>> START Record list

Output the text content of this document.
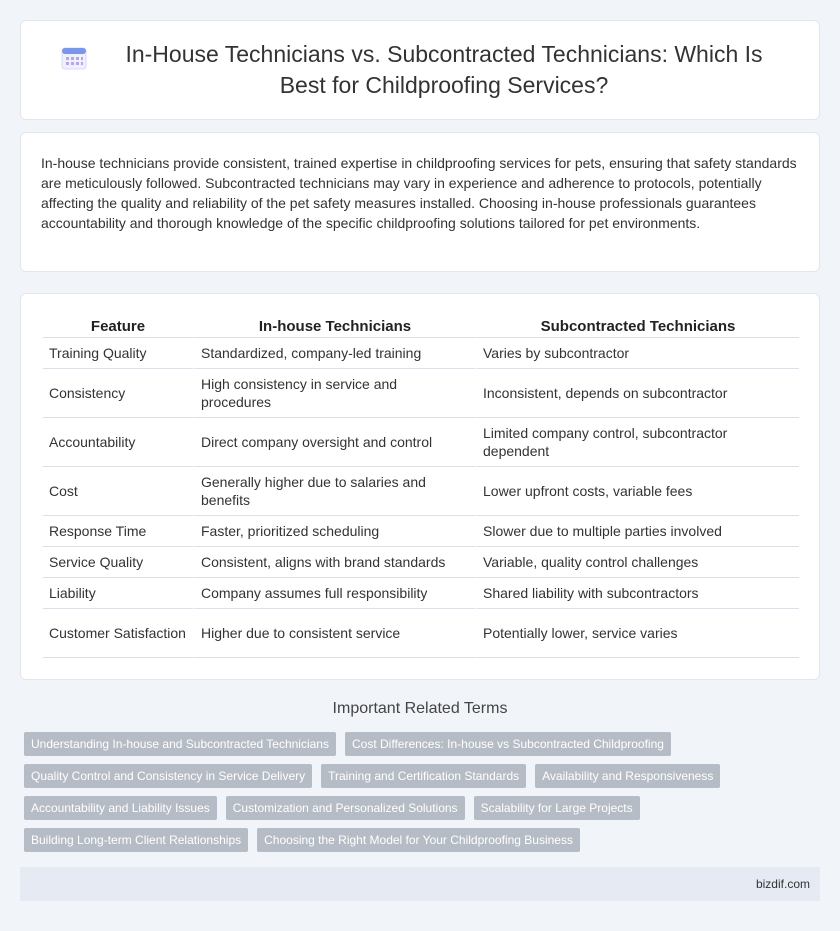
In-House Technicians vs. Subcontracted Technicians: Which Is Best for Childproofing Services?

In-house technicians provide consistent, trained expertise in childproofing services for pets, ensuring that safety standards are meticulously followed. Subcontracted technicians may vary in experience and adherence to protocols, potentially affecting the quality and reliability of the pet safety measures installed. Choosing in-house professionals guarantees accountability and thorough knowledge of the specific childproofing solutions tailored for pet environments.

Feature	In-house Technicians	Subcontracted Technicians
Training Quality	Standardized, company-led training	Varies by subcontractor
Consistency	High consistency in service and procedures	Inconsistent, depends on subcontractor
Accountability	Direct company oversight and control	Limited company control, subcontractor dependent
Cost	Generally higher due to salaries and benefits	Lower upfront costs, variable fees
Response Time	Faster, prioritized scheduling	Slower due to multiple parties involved
Service Quality	Consistent, aligns with brand standards	Variable, quality control challenges
Liability	Company assumes full responsibility	Shared liability with subcontractors
Customer Satisfaction	Higher due to consistent service	Potentially lower, service varies
Important Related Terms
Understanding In-house and Subcontracted Technicians	Cost Differences: In-house vs Subcontracted Childproofing
Quality Control and Consistency in Service Delivery	Training and Certification Standards	Availability and Responsiveness
Accountability and Liability Issues	Customization and Personalized Solutions	Scalability for Large Projects
Building Long-term Client Relationships	Choosing the Right Model for Your Childproofing Business
bizdif.com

>> END Record list

### Problem description
Copy each line containing the word "Subcontracted" from the data.

### The completed task
In-House Technicians vs. Subcontracted Technicians: Which Is Best for Childproofing Services?
In-house technicians provide consistent, trained expertise in childproofing services for pets, ensuring that safety standards are meticulously followed. Subcontracted technicians may vary in experience and adherence to protocols, potentially affecting the quality and reliability of the pet safety measures installed. Choosing in-house professionals guarantees accountability and thorough knowledge of the specific childproofing solutions tailored for pet environments.
Feature	In-house Technicians	Subcontracted Technicians
Understanding In-house and Subcontracted Technicians	Cost Differences: In-house vs Subcontracted Childproofing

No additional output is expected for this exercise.